### RAW DATA

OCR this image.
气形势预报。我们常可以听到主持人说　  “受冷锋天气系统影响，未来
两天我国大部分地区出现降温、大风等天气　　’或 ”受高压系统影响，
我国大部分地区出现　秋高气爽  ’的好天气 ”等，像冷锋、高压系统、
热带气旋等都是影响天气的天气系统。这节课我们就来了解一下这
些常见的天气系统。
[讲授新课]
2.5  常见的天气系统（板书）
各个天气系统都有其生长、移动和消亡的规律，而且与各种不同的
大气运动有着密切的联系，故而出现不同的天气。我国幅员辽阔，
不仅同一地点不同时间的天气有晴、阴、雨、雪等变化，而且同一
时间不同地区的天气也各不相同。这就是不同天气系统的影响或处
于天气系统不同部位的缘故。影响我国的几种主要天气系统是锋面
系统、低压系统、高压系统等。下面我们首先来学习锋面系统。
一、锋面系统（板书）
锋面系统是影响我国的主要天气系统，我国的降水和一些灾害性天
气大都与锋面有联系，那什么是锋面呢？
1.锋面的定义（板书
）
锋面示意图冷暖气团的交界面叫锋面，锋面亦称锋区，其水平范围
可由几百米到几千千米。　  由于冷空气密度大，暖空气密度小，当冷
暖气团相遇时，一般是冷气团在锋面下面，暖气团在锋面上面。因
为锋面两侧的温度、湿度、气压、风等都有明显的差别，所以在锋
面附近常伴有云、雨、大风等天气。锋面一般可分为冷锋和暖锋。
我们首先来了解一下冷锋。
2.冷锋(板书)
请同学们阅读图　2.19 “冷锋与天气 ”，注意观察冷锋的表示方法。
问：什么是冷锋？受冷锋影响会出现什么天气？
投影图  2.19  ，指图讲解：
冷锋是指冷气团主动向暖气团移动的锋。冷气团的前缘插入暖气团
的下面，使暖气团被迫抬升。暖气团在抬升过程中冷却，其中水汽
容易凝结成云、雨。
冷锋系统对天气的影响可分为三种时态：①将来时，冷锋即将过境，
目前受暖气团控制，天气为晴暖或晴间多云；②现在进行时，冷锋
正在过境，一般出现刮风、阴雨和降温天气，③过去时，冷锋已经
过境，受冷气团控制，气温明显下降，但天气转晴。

######

● **EXERCISE DESCRIPTION**
Extract, word for word, each line of the listing above.

● **RESPONSE FOR THIS EXERCISE**
OCR this image.
气形势预报。我们常可以听到主持人说　  “受冷锋天气系统影响，未来
两天我国大部分地区出现降温、大风等天气　　’或 ”受高压系统影响，
我国大部分地区出现　秋高气爽  ’的好天气 ”等，像冷锋、高压系统、
热带气旋等都是影响天气的天气系统。这节课我们就来了解一下这
些常见的天气系统。
[讲授新课]
2.5  常见的天气系统（板书）
各个天气系统都有其生长、移动和消亡的规律，而且与各种不同的
大气运动有着密切的联系，故而出现不同的天气。我国幅员辽阔，
不仅同一地点不同时间的天气有晴、阴、雨、雪等变化，而且同一
时间不同地区的天气也各不相同。这就是不同天气系统的影响或处
于天气系统不同部位的缘故。影响我国的几种主要天气系统是锋面
系统、低压系统、高压系统等。下面我们首先来学习锋面系统。
一、锋面系统（板书）
锋面系统是影响我国的主要天气系统，我国的降水和一些灾害性天
气大都与锋面有联系，那什么是锋面呢？
1.锋面的定义（板书
）
锋面示意图冷暖气团的交界面叫锋面，锋面亦称锋区，其水平范围
可由几百米到几千千米。　  由于冷空气密度大，暖空气密度小，当冷
暖气团相遇时，一般是冷气团在锋面下面，暖气团在锋面上面。因
为锋面两侧的温度、湿度、气压、风等都有明显的差别，所以在锋
面附近常伴有云、雨、大风等天气。锋面一般可分为冷锋和暖锋。
我们首先来了解一下冷锋。
2.冷锋(板书)
请同学们阅读图　2.19 “冷锋与天气 ”，注意观察冷锋的表示方法。
问：什么是冷锋？受冷锋影响会出现什么天气？
投影图  2.19  ，指图讲解：
冷锋是指冷气团主动向暖气团移动的锋。冷气团的前缘插入暖气团
的下面，使暖气团被迫抬升。暖气团在抬升过程中冷却，其中水汽
容易凝结成云、雨。
冷锋系统对天气的影响可分为三种时态：①将来时，冷锋即将过境，
目前受暖气团控制，天气为晴暖或晴间多云；②现在进行时，冷锋
正在过境，一般出现刮风、阴雨和降温天气，③过去时，冷锋已经
过境，受冷气团控制，气温明显下降，但天气转晴。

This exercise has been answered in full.